_Stated goal_
Using the records below, locate all lines containing "text" and return them.
--- Start Data shown ---
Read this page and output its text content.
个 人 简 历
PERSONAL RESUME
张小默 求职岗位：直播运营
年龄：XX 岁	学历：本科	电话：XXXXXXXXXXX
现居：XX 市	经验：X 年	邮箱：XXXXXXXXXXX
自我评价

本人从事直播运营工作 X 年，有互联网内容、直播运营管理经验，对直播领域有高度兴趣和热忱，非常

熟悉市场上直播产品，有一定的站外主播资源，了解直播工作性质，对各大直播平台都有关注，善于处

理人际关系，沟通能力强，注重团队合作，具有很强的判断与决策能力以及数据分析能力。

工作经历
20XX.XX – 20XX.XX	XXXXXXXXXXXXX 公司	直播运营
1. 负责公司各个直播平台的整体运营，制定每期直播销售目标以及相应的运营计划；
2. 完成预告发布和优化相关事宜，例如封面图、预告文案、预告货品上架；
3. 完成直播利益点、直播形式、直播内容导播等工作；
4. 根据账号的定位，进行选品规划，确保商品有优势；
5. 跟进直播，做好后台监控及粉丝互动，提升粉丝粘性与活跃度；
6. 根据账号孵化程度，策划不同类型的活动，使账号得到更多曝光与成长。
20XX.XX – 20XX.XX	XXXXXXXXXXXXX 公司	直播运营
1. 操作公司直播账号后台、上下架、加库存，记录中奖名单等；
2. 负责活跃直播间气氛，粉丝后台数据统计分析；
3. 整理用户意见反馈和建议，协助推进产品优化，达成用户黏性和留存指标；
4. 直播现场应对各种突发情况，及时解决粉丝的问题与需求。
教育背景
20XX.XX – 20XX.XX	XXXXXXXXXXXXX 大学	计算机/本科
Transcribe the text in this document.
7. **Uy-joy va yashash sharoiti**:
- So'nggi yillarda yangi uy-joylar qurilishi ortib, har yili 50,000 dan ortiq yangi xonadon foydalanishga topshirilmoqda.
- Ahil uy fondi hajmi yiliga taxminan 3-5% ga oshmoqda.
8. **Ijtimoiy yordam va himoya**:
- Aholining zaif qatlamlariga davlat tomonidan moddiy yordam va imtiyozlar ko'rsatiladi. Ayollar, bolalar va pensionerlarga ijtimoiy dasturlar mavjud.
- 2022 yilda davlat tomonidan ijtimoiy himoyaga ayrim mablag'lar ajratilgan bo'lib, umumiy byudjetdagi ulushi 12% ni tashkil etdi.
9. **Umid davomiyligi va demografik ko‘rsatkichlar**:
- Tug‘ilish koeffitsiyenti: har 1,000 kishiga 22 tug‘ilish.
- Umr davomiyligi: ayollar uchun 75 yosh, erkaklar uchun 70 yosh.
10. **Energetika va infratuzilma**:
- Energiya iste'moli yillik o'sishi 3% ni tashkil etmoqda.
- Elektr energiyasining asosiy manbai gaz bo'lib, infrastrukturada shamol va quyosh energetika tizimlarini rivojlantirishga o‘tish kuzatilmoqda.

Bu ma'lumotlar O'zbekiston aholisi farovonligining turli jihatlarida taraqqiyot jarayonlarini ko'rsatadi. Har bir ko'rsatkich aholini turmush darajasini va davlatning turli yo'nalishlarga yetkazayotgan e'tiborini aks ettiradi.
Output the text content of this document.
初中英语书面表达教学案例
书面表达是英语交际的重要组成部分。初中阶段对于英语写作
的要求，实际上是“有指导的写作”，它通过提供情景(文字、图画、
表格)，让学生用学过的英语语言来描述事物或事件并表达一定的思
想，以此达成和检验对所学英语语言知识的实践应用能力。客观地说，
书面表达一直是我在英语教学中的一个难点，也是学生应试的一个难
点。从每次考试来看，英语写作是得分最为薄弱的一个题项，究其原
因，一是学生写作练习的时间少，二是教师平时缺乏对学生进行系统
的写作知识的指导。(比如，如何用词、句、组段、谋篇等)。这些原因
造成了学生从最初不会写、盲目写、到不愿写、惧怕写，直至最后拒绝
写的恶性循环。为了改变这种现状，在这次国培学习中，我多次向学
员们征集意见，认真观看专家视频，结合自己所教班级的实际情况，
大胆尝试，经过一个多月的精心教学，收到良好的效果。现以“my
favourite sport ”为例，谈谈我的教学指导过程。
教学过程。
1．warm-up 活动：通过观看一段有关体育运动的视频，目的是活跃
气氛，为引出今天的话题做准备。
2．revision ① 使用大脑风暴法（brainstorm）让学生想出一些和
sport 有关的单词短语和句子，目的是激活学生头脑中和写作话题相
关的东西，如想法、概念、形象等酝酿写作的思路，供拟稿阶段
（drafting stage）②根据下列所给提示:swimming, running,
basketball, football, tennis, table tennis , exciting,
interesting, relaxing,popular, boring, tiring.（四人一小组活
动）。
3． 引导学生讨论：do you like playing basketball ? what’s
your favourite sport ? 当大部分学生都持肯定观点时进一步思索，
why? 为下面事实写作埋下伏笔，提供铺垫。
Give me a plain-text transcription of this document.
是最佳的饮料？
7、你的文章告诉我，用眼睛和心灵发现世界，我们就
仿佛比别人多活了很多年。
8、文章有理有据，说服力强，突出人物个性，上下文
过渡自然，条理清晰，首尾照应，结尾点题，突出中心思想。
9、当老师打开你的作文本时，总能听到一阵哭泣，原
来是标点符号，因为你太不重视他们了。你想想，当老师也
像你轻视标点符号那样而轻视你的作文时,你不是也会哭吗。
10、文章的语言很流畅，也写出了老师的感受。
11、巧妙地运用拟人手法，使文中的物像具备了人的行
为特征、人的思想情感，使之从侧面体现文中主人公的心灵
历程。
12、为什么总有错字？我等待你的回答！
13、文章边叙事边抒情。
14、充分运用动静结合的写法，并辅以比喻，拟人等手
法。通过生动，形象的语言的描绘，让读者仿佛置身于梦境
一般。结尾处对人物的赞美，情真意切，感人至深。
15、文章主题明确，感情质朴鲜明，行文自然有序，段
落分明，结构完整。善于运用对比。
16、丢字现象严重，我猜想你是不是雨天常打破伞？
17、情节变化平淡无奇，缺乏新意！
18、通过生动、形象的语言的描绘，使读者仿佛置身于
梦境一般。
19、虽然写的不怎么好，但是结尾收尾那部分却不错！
--- End Data shown ---
_Output for this task_
Read this page and output its text content.
Transcribe the text in this document.
Output the text content of this document.
Give me a plain-text transcription of this document.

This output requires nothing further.